* Begin Material *

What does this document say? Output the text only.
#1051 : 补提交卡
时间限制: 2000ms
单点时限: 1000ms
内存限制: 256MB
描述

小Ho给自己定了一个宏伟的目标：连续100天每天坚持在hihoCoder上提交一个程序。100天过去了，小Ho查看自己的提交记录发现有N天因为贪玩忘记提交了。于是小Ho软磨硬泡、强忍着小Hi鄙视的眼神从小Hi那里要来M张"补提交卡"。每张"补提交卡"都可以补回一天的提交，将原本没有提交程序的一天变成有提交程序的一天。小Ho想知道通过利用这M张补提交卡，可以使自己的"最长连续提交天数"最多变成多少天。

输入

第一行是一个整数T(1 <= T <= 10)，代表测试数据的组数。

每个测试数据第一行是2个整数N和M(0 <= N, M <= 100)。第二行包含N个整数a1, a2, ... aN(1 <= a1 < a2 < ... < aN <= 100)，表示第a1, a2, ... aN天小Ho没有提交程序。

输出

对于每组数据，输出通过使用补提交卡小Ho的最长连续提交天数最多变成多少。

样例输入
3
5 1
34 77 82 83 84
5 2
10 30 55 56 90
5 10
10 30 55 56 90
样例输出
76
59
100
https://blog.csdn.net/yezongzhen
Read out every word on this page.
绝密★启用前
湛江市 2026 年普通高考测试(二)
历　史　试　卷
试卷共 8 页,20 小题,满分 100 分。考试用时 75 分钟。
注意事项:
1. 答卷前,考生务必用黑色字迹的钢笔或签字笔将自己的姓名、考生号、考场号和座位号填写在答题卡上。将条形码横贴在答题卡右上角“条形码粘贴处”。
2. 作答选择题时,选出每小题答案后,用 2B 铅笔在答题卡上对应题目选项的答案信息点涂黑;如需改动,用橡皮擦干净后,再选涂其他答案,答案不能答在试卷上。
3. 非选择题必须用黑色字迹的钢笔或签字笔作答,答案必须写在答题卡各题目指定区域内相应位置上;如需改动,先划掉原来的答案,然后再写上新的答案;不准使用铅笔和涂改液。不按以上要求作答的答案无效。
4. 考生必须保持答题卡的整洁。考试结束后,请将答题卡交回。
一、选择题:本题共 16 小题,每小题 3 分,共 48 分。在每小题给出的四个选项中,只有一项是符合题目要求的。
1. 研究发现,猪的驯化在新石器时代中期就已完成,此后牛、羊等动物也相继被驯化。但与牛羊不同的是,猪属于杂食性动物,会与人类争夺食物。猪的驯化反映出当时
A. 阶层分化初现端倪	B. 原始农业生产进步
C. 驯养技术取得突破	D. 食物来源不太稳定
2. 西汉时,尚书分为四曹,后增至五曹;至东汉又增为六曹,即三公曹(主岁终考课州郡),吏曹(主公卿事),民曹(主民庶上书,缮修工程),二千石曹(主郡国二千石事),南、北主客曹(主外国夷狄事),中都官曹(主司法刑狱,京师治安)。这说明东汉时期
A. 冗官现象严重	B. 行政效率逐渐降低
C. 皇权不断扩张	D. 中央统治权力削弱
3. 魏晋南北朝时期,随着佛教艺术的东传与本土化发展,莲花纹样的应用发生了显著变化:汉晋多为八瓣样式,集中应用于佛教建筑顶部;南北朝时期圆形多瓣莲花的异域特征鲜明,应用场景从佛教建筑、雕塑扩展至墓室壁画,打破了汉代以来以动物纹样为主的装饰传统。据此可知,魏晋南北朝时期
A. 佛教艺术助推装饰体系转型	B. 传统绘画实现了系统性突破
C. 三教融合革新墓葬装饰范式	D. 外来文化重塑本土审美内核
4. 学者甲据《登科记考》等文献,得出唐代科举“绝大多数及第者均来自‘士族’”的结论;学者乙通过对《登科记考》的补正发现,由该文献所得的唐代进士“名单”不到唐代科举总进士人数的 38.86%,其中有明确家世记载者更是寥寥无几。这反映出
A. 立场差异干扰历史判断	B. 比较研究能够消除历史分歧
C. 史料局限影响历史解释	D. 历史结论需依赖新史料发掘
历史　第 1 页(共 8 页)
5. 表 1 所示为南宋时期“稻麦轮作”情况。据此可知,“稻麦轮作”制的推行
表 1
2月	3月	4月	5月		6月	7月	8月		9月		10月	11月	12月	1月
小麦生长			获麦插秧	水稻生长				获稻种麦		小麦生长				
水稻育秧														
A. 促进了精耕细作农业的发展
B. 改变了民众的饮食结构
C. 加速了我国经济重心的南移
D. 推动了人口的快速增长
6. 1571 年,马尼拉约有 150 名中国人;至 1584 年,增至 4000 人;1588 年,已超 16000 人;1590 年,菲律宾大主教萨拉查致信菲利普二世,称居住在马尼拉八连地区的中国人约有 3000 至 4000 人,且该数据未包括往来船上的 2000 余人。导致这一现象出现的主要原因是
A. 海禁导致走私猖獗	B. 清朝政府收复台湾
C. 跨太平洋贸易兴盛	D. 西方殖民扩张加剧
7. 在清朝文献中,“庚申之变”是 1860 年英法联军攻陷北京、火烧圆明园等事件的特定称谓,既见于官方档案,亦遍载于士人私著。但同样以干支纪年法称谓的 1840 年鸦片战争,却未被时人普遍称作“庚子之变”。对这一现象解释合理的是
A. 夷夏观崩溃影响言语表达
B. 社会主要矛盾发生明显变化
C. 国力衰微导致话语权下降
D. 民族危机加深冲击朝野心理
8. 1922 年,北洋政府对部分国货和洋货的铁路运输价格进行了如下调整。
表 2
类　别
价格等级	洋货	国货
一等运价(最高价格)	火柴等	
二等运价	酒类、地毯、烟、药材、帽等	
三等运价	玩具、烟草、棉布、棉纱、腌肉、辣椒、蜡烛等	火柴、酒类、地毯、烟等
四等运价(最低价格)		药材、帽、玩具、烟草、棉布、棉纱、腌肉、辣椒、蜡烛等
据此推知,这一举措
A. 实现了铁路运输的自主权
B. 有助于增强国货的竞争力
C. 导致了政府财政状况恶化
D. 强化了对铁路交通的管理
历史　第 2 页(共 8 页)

* End Material *

• _Directions for this task_:
Write out every record verbatim.

• _Task response_:
What does this document say? Output the text only.
#1051 : 补提交卡
时间限制: 2000ms
单点时限: 1000ms
内存限制: 256MB
描述

小Ho给自己定了一个宏伟的目标：连续100天每天坚持在hihoCoder上提交一个程序。100天过去了，小Ho查看自己的提交记录发现有N天因为贪玩忘记提交了。于是小Ho软磨硬泡、强忍着小Hi鄙视的眼神从小Hi那里要来M张"补提交卡"。每张"补提交卡"都可以补回一天的提交，将原本没有提交程序的一天变成有提交程序的一天。小Ho想知道通过利用这M张补提交卡，可以使自己的"最长连续提交天数"最多变成多少天。

输入

第一行是一个整数T(1 <= T <= 10)，代表测试数据的组数。

每个测试数据第一行是2个整数N和M(0 <= N, M <= 100)。第二行包含N个整数a1, a2, ... aN(1 <= a1 < a2 < ... < aN <= 100)，表示第a1, a2, ... aN天小Ho没有提交程序。

输出

对于每组数据，输出通过使用补提交卡小Ho的最长连续提交天数最多变成多少。

样例输入
3
5 1
34 77 82 83 84
5 2
10 30 55 56 90
5 10
10 30 55 56 90
样例输出
76
59
100
https://blog.csdn.net/yezongzhen
Read out every word on this page.
绝密★启用前
湛江市 2026 年普通高考测试(二)
历　史　试　卷
试卷共 8 页,20 小题,满分 100 分。考试用时 75 分钟。
注意事项:
1. 答卷前,考生务必用黑色字迹的钢笔或签字笔将自己的姓名、考生号、考场号和座位号填写在答题卡上。将条形码横贴在答题卡右上角“条形码粘贴处”。
2. 作答选择题时,选出每小题答案后,用 2B 铅笔在答题卡上对应题目选项的答案信息点涂黑;如需改动,用橡皮擦干净后,再选涂其他答案,答案不能答在试卷上。
3. 非选择题必须用黑色字迹的钢笔或签字笔作答,答案必须写在答题卡各题目指定区域内相应位置上;如需改动,先划掉原来的答案,然后再写上新的答案;不准使用铅笔和涂改液。不按以上要求作答的答案无效。
4. 考生必须保持答题卡的整洁。考试结束后,请将答题卡交回。
一、选择题:本题共 16 小题,每小题 3 分,共 48 分。在每小题给出的四个选项中,只有一项是符合题目要求的。
1. 研究发现,猪的驯化在新石器时代中期就已完成,此后牛、羊等动物也相继被驯化。但与牛羊不同的是,猪属于杂食性动物,会与人类争夺食物。猪的驯化反映出当时
A. 阶层分化初现端倪	B. 原始农业生产进步
C. 驯养技术取得突破	D. 食物来源不太稳定
2. 西汉时,尚书分为四曹,后增至五曹;至东汉又增为六曹,即三公曹(主岁终考课州郡),吏曹(主公卿事),民曹(主民庶上书,缮修工程),二千石曹(主郡国二千石事),南、北主客曹(主外国夷狄事),中都官曹(主司法刑狱,京师治安)。这说明东汉时期
A. 冗官现象严重	B. 行政效率逐渐降低
C. 皇权不断扩张	D. 中央统治权力削弱
3. 魏晋南北朝时期,随着佛教艺术的东传与本土化发展,莲花纹样的应用发生了显著变化:汉晋多为八瓣样式,集中应用于佛教建筑顶部;南北朝时期圆形多瓣莲花的异域特征鲜明,应用场景从佛教建筑、雕塑扩展至墓室壁画,打破了汉代以来以动物纹样为主的装饰传统。据此可知,魏晋南北朝时期
A. 佛教艺术助推装饰体系转型	B. 传统绘画实现了系统性突破
C. 三教融合革新墓葬装饰范式	D. 外来文化重塑本土审美内核
4. 学者甲据《登科记考》等文献,得出唐代科举“绝大多数及第者均来自‘士族’”的结论;学者乙通过对《登科记考》的补正发现,由该文献所得的唐代进士“名单”不到唐代科举总进士人数的 38.86%,其中有明确家世记载者更是寥寥无几。这反映出
A. 立场差异干扰历史判断	B. 比较研究能够消除历史分歧
C. 史料局限影响历史解释	D. 历史结论需依赖新史料发掘
历史　第 1 页(共 8 页)
5. 表 1 所示为南宋时期“稻麦轮作”情况。据此可知,“稻麦轮作”制的推行
表 1
2月	3月	4月	5月		6月	7月	8月		9月		10月	11月	12月	1月
小麦生长			获麦插秧	水稻生长				获稻种麦		小麦生长				
水稻育秧														
A. 促进了精耕细作农业的发展
B. 改变了民众的饮食结构
C. 加速了我国经济重心的南移
D. 推动了人口的快速增长
6. 1571 年,马尼拉约有 150 名中国人;至 1584 年,增至 4000 人;1588 年,已超 16000 人;1590 年,菲律宾大主教萨拉查致信菲利普二世,称居住在马尼拉八连地区的中国人约有 3000 至 4000 人,且该数据未包括往来船上的 2000 余人。导致这一现象出现的主要原因是
A. 海禁导致走私猖獗	B. 清朝政府收复台湾
C. 跨太平洋贸易兴盛	D. 西方殖民扩张加剧
7. 在清朝文献中,“庚申之变”是 1860 年英法联军攻陷北京、火烧圆明园等事件的特定称谓,既见于官方档案,亦遍载于士人私著。但同样以干支纪年法称谓的 1840 年鸦片战争,却未被时人普遍称作“庚子之变”。对这一现象解释合理的是
A. 夷夏观崩溃影响言语表达
B. 社会主要矛盾发生明显变化
C. 国力衰微导致话语权下降
D. 民族危机加深冲击朝野心理
8. 1922 年,北洋政府对部分国货和洋货的铁路运输价格进行了如下调整。
表 2
类　别
价格等级	洋货	国货
一等运价(最高价格)	火柴等	
二等运价	酒类、地毯、烟、药材、帽等	
三等运价	玩具、烟草、棉布、棉纱、腌肉、辣椒、蜡烛等	火柴、酒类、地毯、烟等
四等运价(最低价格)		药材、帽、玩具、烟草、棉布、棉纱、腌肉、辣椒、蜡烛等
据此推知,这一举措
A. 实现了铁路运输的自主权
B. 有助于增强国货的竞争力
C. 导致了政府财政状况恶化
D. 强化了对铁路交通的管理
历史　第 2 页(共 8 页)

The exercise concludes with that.